• Problem details: Pull out all lines from the listing below in which the word "name" appears.

[Stored data entries]

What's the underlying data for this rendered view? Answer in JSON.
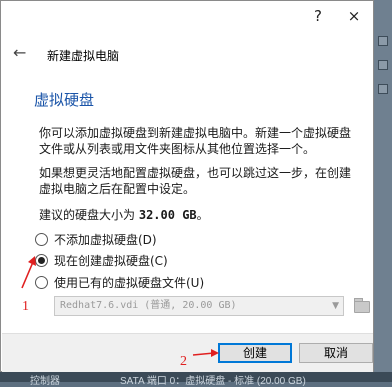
{
  "title_bar": {
    "help_label": "?",
    "close_label": "×"
  },
  "wizard": {
    "title": "新建虚拟电脑",
    "section_title": "虚拟硬盘",
    "paragraph1": "你可以添加虚拟硬盘到新建虚拟电脑中。新建一个虚拟硬盘文件或从列表或用文件夹图标从其他位置选择一个。",
    "paragraph2": "如果想更灵活地配置虚拟硬盘，也可以跳过这一步，在创建虚拟电脑之后在配置中设定。",
    "recommend_prefix": "建议的硬盘大小为",
    "recommend_size": "32.00 GB",
    "recommend_suffix": "。"
  },
  "options": [
    {
      "label": "不添加虚拟硬盘(D)",
      "checked": false
    },
    {
      "label": "现在创建虚拟硬盘(C)",
      "checked": true
    },
    {
      "label": "使用已有的虚拟硬盘文件(U)",
      "checked": false
    }
  ],
  "existing_file": {
    "value": "Redhat7.6.vdi (普通, 20.00 GB)"
  },
  "buttons": {
    "create": "创建",
    "cancel": "取消"
  },
  "annotations": {
    "one": "1",
    "two": "2"
  },
  "background_text": {
    "left": "控制器",
    "right": "SATA 端口 0：虚拟硬盘 - 标准 (20.00 GB)"
  },
  "colors": {
    "accent": "#0078d7",
    "title_blue": "#1a54a8",
    "annotation_red": "#e02020"
  }
}
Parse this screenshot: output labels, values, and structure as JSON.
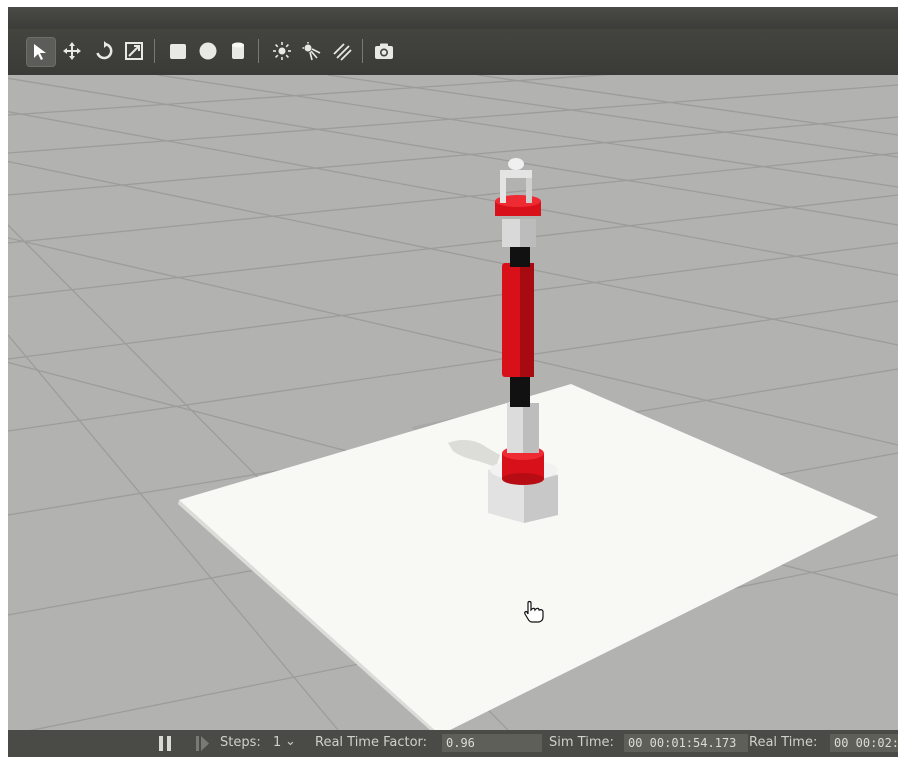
{
  "toolbar": {
    "tools": [
      {
        "name": "select-mode-icon",
        "active": true
      },
      {
        "name": "translate-mode-icon"
      },
      {
        "name": "rotate-mode-icon"
      },
      {
        "name": "scale-mode-icon"
      },
      {
        "name": "box-shape-icon"
      },
      {
        "name": "sphere-shape-icon"
      },
      {
        "name": "cylinder-shape-icon"
      },
      {
        "name": "point-light-icon"
      },
      {
        "name": "spot-light-icon"
      },
      {
        "name": "directional-light-icon"
      },
      {
        "name": "screenshot-icon"
      }
    ]
  },
  "scene": {
    "colors": {
      "ground": "#b2b2b0",
      "grid": "#9d9d9b",
      "platform": "#f8f8f5",
      "robot_red": "#d8101a",
      "robot_white": "#dcdcdc",
      "robot_black": "#111111"
    }
  },
  "status": {
    "steps_label": "Steps:",
    "steps_value": "1",
    "real_time_factor_label": "Real Time Factor:",
    "real_time_factor_value": "0.96",
    "sim_time_label": "Sim Time:",
    "sim_time_value": "00 00:01:54.173",
    "real_time_label": "Real Time:",
    "real_time_value": "00 00:02:"
  }
}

• Answer to the problem:
        "name": "select-mode-icon",
        "name": "translate-mode-icon"
        "name": "rotate-mode-icon"
        "name": "scale-mode-icon"
        "name": "box-shape-icon"
        "name": "sphere-shape-icon"
        "name": "cylinder-shape-icon"
        "name": "point-light-icon"
        "name": "spot-light-icon"
        "name": "directional-light-icon"
        "name": "screenshot-icon"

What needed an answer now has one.